- GOAL: The entries below are to be repeated exactly as they stand.

>> Begin RECORDS SUPPLIED

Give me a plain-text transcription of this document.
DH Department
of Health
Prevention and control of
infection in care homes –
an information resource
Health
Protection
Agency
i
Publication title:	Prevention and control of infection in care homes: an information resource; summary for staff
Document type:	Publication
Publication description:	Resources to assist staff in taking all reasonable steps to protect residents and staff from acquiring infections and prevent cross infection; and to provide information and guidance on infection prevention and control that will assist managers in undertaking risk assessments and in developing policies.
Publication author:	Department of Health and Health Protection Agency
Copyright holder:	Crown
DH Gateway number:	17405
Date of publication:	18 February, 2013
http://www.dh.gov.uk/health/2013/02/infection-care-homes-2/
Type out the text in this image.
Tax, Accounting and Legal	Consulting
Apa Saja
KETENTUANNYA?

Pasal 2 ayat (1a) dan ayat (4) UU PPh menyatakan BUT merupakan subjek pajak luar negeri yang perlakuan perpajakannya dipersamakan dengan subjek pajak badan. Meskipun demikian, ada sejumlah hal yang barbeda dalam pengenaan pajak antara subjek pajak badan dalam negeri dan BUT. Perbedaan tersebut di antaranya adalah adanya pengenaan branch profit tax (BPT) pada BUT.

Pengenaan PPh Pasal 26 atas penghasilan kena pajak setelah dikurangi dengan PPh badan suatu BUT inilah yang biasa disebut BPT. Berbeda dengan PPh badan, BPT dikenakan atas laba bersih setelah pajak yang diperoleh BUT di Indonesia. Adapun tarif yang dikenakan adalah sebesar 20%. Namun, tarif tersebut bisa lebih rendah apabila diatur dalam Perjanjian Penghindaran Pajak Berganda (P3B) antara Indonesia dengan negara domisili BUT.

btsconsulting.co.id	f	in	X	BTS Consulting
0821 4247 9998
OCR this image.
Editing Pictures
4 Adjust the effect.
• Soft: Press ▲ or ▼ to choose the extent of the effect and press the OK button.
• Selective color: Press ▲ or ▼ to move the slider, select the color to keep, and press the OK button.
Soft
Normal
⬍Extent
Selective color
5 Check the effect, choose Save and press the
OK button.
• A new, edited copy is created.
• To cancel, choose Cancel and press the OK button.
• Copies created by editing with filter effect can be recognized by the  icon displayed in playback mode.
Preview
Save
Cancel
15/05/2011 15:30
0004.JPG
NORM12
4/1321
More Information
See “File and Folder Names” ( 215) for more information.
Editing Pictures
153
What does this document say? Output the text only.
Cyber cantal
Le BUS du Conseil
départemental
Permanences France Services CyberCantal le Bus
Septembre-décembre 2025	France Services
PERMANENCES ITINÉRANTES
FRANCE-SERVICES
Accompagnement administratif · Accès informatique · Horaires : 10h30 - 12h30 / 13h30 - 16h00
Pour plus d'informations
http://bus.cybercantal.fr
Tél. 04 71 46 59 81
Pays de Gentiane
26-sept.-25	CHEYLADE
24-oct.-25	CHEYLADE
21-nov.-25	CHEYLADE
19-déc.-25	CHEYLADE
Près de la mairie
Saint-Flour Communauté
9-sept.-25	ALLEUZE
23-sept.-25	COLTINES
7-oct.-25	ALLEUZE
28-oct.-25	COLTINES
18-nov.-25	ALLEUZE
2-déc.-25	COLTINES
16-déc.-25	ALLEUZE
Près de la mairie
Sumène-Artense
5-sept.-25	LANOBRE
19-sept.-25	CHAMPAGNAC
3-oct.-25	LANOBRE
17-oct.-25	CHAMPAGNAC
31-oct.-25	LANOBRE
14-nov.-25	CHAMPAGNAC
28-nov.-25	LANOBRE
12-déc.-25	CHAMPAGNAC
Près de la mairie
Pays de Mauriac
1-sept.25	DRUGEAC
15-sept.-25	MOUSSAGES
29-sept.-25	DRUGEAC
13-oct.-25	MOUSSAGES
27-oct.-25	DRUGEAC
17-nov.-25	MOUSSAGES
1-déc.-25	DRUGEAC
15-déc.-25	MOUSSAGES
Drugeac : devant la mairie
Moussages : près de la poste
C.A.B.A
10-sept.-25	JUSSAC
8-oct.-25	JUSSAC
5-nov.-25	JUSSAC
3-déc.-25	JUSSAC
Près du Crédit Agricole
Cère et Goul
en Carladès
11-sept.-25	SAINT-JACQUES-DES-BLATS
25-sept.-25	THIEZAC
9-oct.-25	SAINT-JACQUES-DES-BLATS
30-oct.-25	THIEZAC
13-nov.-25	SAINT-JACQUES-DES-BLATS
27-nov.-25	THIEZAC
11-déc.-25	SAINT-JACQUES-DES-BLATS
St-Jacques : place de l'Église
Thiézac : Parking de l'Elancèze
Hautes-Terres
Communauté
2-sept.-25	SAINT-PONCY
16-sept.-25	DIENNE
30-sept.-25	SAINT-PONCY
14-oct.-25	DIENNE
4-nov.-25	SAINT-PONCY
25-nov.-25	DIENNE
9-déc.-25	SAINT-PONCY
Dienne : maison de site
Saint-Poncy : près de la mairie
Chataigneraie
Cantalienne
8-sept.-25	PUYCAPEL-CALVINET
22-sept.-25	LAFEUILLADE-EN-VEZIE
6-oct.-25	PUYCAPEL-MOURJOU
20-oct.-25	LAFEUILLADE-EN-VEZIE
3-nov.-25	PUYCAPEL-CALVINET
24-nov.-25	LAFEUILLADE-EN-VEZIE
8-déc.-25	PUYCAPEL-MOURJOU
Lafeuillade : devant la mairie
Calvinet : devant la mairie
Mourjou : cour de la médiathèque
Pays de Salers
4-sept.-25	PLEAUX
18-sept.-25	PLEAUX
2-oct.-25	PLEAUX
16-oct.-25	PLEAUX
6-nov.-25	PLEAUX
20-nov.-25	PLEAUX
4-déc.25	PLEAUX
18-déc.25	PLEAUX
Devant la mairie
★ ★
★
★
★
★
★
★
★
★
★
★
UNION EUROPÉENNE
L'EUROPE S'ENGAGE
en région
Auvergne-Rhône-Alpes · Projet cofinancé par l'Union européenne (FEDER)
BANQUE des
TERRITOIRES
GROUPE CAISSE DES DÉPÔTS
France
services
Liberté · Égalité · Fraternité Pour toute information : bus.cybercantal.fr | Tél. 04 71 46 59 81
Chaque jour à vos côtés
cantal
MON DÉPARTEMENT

>> End RECORDS SUPPLIED

- RESPONSE TO THIS TASK:
Give me a plain-text transcription of this document.
DH Department
of Health
Prevention and control of
infection in care homes –
an information resource
Health
Protection
Agency
i
Publication title:	Prevention and control of infection in care homes: an information resource; summary for staff
Document type:	Publication
Publication description:	Resources to assist staff in taking all reasonable steps to protect residents and staff from acquiring infections and prevent cross infection; and to provide information and guidance on infection prevention and control that will assist managers in undertaking risk assessments and in developing policies.
Publication author:	Department of Health and Health Protection Agency
Copyright holder:	Crown
DH Gateway number:	17405
Date of publication:	18 February, 2013
http://www.dh.gov.uk/health/2013/02/infection-care-homes-2/
Type out the text in this image.
Tax, Accounting and Legal	Consulting
Apa Saja
KETENTUANNYA?

Pasal 2 ayat (1a) dan ayat (4) UU PPh menyatakan BUT merupakan subjek pajak luar negeri yang perlakuan perpajakannya dipersamakan dengan subjek pajak badan. Meskipun demikian, ada sejumlah hal yang barbeda dalam pengenaan pajak antara subjek pajak badan dalam negeri dan BUT. Perbedaan tersebut di antaranya adalah adanya pengenaan branch profit tax (BPT) pada BUT.

Pengenaan PPh Pasal 26 atas penghasilan kena pajak setelah dikurangi dengan PPh badan suatu BUT inilah yang biasa disebut BPT. Berbeda dengan PPh badan, BPT dikenakan atas laba bersih setelah pajak yang diperoleh BUT di Indonesia. Adapun tarif yang dikenakan adalah sebesar 20%. Namun, tarif tersebut bisa lebih rendah apabila diatur dalam Perjanjian Penghindaran Pajak Berganda (P3B) antara Indonesia dengan negara domisili BUT.

btsconsulting.co.id	f	in	X	BTS Consulting
0821 4247 9998
OCR this image.
Editing Pictures
4 Adjust the effect.
• Soft: Press ▲ or ▼ to choose the extent of the effect and press the OK button.
• Selective color: Press ▲ or ▼ to move the slider, select the color to keep, and press the OK button.
Soft
Normal
⬍Extent
Selective color
5 Check the effect, choose Save and press the
OK button.
• A new, edited copy is created.
• To cancel, choose Cancel and press the OK button.
• Copies created by editing with filter effect can be recognized by the  icon displayed in playback mode.
Preview
Save
Cancel
15/05/2011 15:30
0004.JPG
NORM12
4/1321
More Information
See “File and Folder Names” ( 215) for more information.
Editing Pictures
153
What does this document say? Output the text only.
Cyber cantal
Le BUS du Conseil
départemental
Permanences France Services CyberCantal le Bus
Septembre-décembre 2025	France Services
PERMANENCES ITINÉRANTES
FRANCE-SERVICES
Accompagnement administratif · Accès informatique · Horaires : 10h30 - 12h30 / 13h30 - 16h00
Pour plus d'informations
http://bus.cybercantal.fr
Tél. 04 71 46 59 81
Pays de Gentiane
26-sept.-25	CHEYLADE
24-oct.-25	CHEYLADE
21-nov.-25	CHEYLADE
19-déc.-25	CHEYLADE
Près de la mairie
Saint-Flour Communauté
9-sept.-25	ALLEUZE
23-sept.-25	COLTINES
7-oct.-25	ALLEUZE
28-oct.-25	COLTINES
18-nov.-25	ALLEUZE
2-déc.-25	COLTINES
16-déc.-25	ALLEUZE
Près de la mairie
Sumène-Artense
5-sept.-25	LANOBRE
19-sept.-25	CHAMPAGNAC
3-oct.-25	LANOBRE
17-oct.-25	CHAMPAGNAC
31-oct.-25	LANOBRE
14-nov.-25	CHAMPAGNAC
28-nov.-25	LANOBRE
12-déc.-25	CHAMPAGNAC
Près de la mairie
Pays de Mauriac
1-sept.25	DRUGEAC
15-sept.-25	MOUSSAGES
29-sept.-25	DRUGEAC
13-oct.-25	MOUSSAGES
27-oct.-25	DRUGEAC
17-nov.-25	MOUSSAGES
1-déc.-25	DRUGEAC
15-déc.-25	MOUSSAGES
Drugeac : devant la mairie
Moussages : près de la poste
C.A.B.A
10-sept.-25	JUSSAC
8-oct.-25	JUSSAC
5-nov.-25	JUSSAC
3-déc.-25	JUSSAC
Près du Crédit Agricole
Cère et Goul
en Carladès
11-sept.-25	SAINT-JACQUES-DES-BLATS
25-sept.-25	THIEZAC
9-oct.-25	SAINT-JACQUES-DES-BLATS
30-oct.-25	THIEZAC
13-nov.-25	SAINT-JACQUES-DES-BLATS
27-nov.-25	THIEZAC
11-déc.-25	SAINT-JACQUES-DES-BLATS
St-Jacques : place de l'Église
Thiézac : Parking de l'Elancèze
Hautes-Terres
Communauté
2-sept.-25	SAINT-PONCY
16-sept.-25	DIENNE
30-sept.-25	SAINT-PONCY
14-oct.-25	DIENNE
4-nov.-25	SAINT-PONCY
25-nov.-25	DIENNE
9-déc.-25	SAINT-PONCY
Dienne : maison de site
Saint-Poncy : près de la mairie
Chataigneraie
Cantalienne
8-sept.-25	PUYCAPEL-CALVINET
22-sept.-25	LAFEUILLADE-EN-VEZIE
6-oct.-25	PUYCAPEL-MOURJOU
20-oct.-25	LAFEUILLADE-EN-VEZIE
3-nov.-25	PUYCAPEL-CALVINET
24-nov.-25	LAFEUILLADE-EN-VEZIE
8-déc.-25	PUYCAPEL-MOURJOU
Lafeuillade : devant la mairie
Calvinet : devant la mairie
Mourjou : cour de la médiathèque
Pays de Salers
4-sept.-25	PLEAUX
18-sept.-25	PLEAUX
2-oct.-25	PLEAUX
16-oct.-25	PLEAUX
6-nov.-25	PLEAUX
20-nov.-25	PLEAUX
4-déc.25	PLEAUX
18-déc.25	PLEAUX
Devant la mairie
★ ★
★
★
★
★
★
★
★
★
★
★
UNION EUROPÉENNE
L'EUROPE S'ENGAGE
en région
Auvergne-Rhône-Alpes · Projet cofinancé par l'Union européenne (FEDER)
BANQUE des
TERRITOIRES
GROUPE CAISSE DES DÉPÔTS
France
services
Liberté · Égalité · Fraternité Pour toute information : bus.cybercantal.fr | Tél. 04 71 46 59 81
Chaque jour à vos côtés
cantal
MON DÉPARTEMENT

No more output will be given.